Of all the lines in the data below, how many contain "JSON"? Report that number alone.

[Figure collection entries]
⟨

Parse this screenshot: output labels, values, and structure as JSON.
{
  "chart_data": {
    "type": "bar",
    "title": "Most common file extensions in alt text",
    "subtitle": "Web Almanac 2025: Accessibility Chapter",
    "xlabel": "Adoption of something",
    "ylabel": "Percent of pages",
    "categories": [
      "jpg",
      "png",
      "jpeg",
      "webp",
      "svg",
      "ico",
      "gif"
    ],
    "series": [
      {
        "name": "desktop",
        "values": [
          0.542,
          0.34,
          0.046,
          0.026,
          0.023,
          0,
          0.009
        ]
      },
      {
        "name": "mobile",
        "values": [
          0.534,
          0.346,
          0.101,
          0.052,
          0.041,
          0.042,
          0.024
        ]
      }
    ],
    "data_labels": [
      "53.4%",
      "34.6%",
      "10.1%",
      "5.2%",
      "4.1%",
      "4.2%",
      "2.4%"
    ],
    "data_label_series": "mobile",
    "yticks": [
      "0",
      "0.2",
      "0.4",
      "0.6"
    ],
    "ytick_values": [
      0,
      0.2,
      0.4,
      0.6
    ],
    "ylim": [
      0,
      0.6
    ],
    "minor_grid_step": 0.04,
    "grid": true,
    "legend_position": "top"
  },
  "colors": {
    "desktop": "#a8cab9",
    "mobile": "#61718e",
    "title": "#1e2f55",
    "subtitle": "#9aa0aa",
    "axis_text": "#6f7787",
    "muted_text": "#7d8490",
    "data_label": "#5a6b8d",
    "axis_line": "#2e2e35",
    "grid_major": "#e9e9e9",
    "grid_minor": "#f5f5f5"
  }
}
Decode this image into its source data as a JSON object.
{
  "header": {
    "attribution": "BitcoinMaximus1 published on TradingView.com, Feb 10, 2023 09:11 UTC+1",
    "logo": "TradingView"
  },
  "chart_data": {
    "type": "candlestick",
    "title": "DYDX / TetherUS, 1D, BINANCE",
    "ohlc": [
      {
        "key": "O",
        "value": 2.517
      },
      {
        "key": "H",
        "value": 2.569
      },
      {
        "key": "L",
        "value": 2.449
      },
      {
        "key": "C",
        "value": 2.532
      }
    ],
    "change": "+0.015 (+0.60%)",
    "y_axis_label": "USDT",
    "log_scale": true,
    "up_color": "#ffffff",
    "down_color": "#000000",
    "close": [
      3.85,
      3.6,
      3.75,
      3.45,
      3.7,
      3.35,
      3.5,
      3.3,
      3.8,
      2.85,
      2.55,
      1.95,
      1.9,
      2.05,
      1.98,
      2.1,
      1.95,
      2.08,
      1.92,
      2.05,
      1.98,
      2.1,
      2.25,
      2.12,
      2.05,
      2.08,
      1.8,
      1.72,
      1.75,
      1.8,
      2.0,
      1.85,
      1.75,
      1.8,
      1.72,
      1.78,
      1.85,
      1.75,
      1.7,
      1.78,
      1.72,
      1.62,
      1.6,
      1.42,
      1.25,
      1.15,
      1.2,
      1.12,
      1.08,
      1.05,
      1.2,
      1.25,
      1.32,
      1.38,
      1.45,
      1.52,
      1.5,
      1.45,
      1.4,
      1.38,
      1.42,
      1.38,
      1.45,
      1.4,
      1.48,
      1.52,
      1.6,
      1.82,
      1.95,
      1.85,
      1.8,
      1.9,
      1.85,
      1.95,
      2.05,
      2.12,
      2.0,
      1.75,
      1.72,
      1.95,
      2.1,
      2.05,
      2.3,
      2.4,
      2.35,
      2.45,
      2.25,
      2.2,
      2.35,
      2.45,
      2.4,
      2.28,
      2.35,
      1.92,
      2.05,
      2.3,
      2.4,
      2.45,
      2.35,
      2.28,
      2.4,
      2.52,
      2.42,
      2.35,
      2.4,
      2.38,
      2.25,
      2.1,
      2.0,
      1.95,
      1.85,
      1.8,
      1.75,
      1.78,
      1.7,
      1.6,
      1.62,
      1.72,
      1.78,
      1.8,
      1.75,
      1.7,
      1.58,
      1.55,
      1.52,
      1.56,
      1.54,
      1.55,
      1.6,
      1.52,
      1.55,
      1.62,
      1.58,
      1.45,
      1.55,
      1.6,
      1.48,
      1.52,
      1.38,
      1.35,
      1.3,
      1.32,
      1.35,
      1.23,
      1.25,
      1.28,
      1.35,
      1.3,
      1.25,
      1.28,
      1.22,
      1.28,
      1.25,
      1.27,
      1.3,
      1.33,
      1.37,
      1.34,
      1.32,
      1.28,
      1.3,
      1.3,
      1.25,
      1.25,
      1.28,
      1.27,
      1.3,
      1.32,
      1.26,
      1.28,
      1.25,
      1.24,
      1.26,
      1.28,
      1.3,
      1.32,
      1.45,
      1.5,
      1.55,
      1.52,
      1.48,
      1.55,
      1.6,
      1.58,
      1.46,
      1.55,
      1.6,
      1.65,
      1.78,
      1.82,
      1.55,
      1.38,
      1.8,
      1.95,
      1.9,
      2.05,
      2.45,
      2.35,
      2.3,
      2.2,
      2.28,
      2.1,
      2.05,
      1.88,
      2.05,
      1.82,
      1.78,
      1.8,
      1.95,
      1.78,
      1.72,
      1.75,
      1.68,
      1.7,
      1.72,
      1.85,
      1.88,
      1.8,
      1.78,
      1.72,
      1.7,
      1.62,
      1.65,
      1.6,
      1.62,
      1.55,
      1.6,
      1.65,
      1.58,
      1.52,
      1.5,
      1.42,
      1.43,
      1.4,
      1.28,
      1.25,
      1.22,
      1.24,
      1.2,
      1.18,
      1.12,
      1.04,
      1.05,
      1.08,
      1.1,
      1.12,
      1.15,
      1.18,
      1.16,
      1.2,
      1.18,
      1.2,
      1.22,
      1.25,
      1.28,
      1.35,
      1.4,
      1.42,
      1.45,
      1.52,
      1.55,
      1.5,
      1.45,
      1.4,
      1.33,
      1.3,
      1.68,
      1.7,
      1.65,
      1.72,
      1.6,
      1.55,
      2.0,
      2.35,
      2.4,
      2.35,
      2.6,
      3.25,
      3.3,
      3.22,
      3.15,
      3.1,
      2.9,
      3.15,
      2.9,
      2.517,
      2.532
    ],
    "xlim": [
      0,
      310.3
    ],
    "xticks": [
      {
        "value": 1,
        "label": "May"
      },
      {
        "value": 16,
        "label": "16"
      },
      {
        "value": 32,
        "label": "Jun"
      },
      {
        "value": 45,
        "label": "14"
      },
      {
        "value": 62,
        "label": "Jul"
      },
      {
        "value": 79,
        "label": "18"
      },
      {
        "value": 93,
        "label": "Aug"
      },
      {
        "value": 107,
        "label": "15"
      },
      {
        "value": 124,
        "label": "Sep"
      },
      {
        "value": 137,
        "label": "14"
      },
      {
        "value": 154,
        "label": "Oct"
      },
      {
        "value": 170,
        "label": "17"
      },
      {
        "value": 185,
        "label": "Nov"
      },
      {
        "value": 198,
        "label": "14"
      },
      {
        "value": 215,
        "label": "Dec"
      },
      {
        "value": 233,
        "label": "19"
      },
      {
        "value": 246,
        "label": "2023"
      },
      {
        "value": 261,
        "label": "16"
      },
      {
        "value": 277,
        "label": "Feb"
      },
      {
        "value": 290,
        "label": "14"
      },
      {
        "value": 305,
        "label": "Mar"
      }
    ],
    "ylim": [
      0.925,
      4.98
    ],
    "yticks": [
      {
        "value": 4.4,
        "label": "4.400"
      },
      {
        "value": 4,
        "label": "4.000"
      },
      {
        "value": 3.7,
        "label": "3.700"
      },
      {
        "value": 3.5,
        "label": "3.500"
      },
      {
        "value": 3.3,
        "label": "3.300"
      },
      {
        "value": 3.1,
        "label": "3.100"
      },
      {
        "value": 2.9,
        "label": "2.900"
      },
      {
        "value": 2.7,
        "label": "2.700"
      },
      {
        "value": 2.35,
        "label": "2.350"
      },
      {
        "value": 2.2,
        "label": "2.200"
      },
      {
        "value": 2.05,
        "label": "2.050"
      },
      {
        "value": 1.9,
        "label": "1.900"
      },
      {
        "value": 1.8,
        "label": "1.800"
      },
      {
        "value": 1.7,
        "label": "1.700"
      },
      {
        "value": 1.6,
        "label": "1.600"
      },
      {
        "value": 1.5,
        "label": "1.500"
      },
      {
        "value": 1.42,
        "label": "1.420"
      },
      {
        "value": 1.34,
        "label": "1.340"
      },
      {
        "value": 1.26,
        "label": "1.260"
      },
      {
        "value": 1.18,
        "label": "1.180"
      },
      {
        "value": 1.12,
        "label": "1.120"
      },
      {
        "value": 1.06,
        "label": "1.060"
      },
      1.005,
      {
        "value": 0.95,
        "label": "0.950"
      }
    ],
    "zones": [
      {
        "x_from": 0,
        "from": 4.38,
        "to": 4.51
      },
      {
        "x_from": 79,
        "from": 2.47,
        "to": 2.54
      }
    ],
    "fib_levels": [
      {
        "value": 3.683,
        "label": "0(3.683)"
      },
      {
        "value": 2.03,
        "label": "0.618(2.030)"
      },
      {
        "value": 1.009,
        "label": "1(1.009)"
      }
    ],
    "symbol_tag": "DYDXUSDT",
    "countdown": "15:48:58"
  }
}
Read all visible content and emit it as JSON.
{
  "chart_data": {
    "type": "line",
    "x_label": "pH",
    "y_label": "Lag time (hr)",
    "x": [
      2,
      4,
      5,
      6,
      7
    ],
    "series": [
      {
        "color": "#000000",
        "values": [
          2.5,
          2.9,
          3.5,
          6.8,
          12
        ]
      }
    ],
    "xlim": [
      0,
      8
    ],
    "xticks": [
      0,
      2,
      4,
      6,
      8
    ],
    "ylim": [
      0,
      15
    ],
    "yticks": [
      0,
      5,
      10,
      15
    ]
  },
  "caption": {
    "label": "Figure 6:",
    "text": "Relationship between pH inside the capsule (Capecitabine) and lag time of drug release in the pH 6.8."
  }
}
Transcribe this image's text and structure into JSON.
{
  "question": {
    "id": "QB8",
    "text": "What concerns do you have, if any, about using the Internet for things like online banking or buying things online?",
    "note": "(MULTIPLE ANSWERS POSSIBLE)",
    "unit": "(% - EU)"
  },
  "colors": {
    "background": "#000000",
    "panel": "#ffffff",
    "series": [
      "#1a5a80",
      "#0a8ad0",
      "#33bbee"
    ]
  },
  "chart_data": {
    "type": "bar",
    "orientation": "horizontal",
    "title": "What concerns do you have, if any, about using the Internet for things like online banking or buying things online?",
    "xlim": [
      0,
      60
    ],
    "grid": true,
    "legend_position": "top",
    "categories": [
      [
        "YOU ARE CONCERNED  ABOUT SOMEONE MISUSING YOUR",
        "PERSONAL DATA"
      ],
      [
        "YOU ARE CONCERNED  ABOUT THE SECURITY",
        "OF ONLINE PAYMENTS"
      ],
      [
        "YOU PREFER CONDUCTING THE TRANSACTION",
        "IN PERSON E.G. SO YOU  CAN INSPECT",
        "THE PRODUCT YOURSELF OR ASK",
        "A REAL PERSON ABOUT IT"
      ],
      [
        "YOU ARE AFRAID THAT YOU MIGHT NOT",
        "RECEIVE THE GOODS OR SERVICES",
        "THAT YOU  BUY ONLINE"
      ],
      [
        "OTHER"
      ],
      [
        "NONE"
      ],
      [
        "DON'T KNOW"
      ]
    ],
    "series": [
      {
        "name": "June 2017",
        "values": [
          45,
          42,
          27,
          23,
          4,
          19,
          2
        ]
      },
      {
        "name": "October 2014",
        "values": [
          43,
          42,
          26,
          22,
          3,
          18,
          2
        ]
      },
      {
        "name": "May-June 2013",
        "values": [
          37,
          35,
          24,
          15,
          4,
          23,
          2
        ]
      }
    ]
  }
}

⟩

EXERCISE ANSWER –
4